Restate, word for word, all of the material shown below.
#### RECORDS TO USE
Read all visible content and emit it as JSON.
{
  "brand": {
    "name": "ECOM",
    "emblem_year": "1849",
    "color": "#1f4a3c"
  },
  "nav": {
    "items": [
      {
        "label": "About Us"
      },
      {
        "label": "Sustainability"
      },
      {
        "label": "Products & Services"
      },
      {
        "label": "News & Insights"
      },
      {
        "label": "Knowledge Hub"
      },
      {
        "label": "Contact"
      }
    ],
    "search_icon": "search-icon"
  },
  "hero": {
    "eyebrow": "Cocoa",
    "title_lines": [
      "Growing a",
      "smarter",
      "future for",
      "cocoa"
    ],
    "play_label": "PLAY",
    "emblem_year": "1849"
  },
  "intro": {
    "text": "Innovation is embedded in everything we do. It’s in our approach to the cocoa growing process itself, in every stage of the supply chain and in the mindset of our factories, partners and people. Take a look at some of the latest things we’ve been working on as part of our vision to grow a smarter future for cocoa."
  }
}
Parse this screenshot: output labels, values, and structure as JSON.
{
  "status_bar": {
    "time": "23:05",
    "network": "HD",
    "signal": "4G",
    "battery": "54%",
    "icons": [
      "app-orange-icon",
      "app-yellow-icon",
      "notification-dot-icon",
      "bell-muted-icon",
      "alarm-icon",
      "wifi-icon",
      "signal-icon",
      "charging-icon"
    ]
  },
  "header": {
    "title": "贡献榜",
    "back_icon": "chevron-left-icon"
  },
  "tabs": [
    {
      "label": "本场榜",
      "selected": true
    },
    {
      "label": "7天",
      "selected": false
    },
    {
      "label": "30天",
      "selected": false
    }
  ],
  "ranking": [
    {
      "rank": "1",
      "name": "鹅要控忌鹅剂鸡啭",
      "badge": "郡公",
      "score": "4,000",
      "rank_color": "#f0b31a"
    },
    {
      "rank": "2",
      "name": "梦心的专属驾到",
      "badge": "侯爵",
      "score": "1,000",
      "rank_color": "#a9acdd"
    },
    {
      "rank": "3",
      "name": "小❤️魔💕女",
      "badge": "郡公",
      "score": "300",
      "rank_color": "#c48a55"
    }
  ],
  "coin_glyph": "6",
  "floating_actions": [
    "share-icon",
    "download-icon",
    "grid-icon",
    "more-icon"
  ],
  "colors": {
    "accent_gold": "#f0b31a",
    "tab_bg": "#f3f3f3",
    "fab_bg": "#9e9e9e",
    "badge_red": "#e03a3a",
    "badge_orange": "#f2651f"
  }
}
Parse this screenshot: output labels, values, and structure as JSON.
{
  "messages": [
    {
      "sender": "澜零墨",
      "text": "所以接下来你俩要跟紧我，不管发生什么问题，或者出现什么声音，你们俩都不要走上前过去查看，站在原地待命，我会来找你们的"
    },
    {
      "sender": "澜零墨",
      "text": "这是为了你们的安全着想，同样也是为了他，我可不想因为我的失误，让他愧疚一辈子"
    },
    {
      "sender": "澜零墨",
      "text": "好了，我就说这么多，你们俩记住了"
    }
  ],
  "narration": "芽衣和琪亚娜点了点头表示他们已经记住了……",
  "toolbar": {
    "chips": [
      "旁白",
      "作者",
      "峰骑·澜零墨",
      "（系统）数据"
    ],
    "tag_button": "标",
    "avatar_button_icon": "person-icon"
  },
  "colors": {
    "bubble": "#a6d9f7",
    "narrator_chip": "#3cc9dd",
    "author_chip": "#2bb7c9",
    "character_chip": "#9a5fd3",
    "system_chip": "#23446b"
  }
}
########
= CORRECT ANSWER =
Read all visible content and emit it as JSON.
{
  "brand": {
    "name": "ECOM",
    "emblem_year": "1849",
    "color": "#1f4a3c"
  },
  "nav": {
    "items": [
      {
        "label": "About Us"
      },
      {
        "label": "Sustainability"
      },
      {
        "label": "Products & Services"
      },
      {
        "label": "News & Insights"
      },
      {
        "label": "Knowledge Hub"
      },
      {
        "label": "Contact"
      }
    ],
    "search_icon": "search-icon"
  },
  "hero": {
    "eyebrow": "Cocoa",
    "title_lines": [
      "Growing a",
      "smarter",
      "future for",
      "cocoa"
    ],
    "play_label": "PLAY",
    "emblem_year": "1849"
  },
  "intro": {
    "text": "Innovation is embedded in everything we do. It’s in our approach to the cocoa growing process itself, in every stage of the supply chain and in the mindset of our factories, partners and people. Take a look at some of the latest things we’ve been working on as part of our vision to grow a smarter future for cocoa."
  }
}
Parse this screenshot: output labels, values, and structure as JSON.
{
  "status_bar": {
    "time": "23:05",
    "network": "HD",
    "signal": "4G",
    "battery": "54%",
    "icons": [
      "app-orange-icon",
      "app-yellow-icon",
      "notification-dot-icon",
      "bell-muted-icon",
      "alarm-icon",
      "wifi-icon",
      "signal-icon",
      "charging-icon"
    ]
  },
  "header": {
    "title": "贡献榜",
    "back_icon": "chevron-left-icon"
  },
  "tabs": [
    {
      "label": "本场榜",
      "selected": true
    },
    {
      "label": "7天",
      "selected": false
    },
    {
      "label": "30天",
      "selected": false
    }
  ],
  "ranking": [
    {
      "rank": "1",
      "name": "鹅要控忌鹅剂鸡啭",
      "badge": "郡公",
      "score": "4,000",
      "rank_color": "#f0b31a"
    },
    {
      "rank": "2",
      "name": "梦心的专属驾到",
      "badge": "侯爵",
      "score": "1,000",
      "rank_color": "#a9acdd"
    },
    {
      "rank": "3",
      "name": "小❤️魔💕女",
      "badge": "郡公",
      "score": "300",
      "rank_color": "#c48a55"
    }
  ],
  "coin_glyph": "6",
  "floating_actions": [
    "share-icon",
    "download-icon",
    "grid-icon",
    "more-icon"
  ],
  "colors": {
    "accent_gold": "#f0b31a",
    "tab_bg": "#f3f3f3",
    "fab_bg": "#9e9e9e",
    "badge_red": "#e03a3a",
    "badge_orange": "#f2651f"
  }
}
Parse this screenshot: output labels, values, and structure as JSON.
{
  "messages": [
    {
      "sender": "澜零墨",
      "text": "所以接下来你俩要跟紧我，不管发生什么问题，或者出现什么声音，你们俩都不要走上前过去查看，站在原地待命，我会来找你们的"
    },
    {
      "sender": "澜零墨",
      "text": "这是为了你们的安全着想，同样也是为了他，我可不想因为我的失误，让他愧疚一辈子"
    },
    {
      "sender": "澜零墨",
      "text": "好了，我就说这么多，你们俩记住了"
    }
  ],
  "narration": "芽衣和琪亚娜点了点头表示他们已经记住了……",
  "toolbar": {
    "chips": [
      "旁白",
      "作者",
      "峰骑·澜零墨",
      "（系统）数据"
    ],
    "tag_button": "标",
    "avatar_button_icon": "person-icon"
  },
  "colors": {
    "bubble": "#a6d9f7",
    "narrator_chip": "#3cc9dd",
    "author_chip": "#2bb7c9",
    "character_chip": "#9a5fd3",
    "system_chip": "#23446b"
  }
}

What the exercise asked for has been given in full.